** Begin Data supplied **
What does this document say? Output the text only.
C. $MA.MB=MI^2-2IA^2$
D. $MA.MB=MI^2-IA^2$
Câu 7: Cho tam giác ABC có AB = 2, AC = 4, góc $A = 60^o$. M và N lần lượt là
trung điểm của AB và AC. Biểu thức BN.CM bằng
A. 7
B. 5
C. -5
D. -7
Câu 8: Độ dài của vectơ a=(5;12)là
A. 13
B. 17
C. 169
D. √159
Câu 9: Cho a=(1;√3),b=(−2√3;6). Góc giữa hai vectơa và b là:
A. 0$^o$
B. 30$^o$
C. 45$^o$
** End Data supplied **
Task objective: From the listing above, reproduce all the lines exactly.

Result below:
What does this document say? Output the text only.
C. $MA.MB=MI^2-2IA^2$
D. $MA.MB=MI^2-IA^2$
Câu 7: Cho tam giác ABC có AB = 2, AC = 4, góc $A = 60^o$. M và N lần lượt là
trung điểm của AB và AC. Biểu thức BN.CM bằng
A. 7
B. 5
C. -5
D. -7
Câu 8: Độ dài của vectơ a=(5;12)là
A. 13
B. 17
C. 169
D. √159
Câu 9: Cho a=(1;√3),b=(−2√3;6). Góc giữa hai vectơa và b là:
A. 0$^o$
B. 30$^o$
C. 45$^o$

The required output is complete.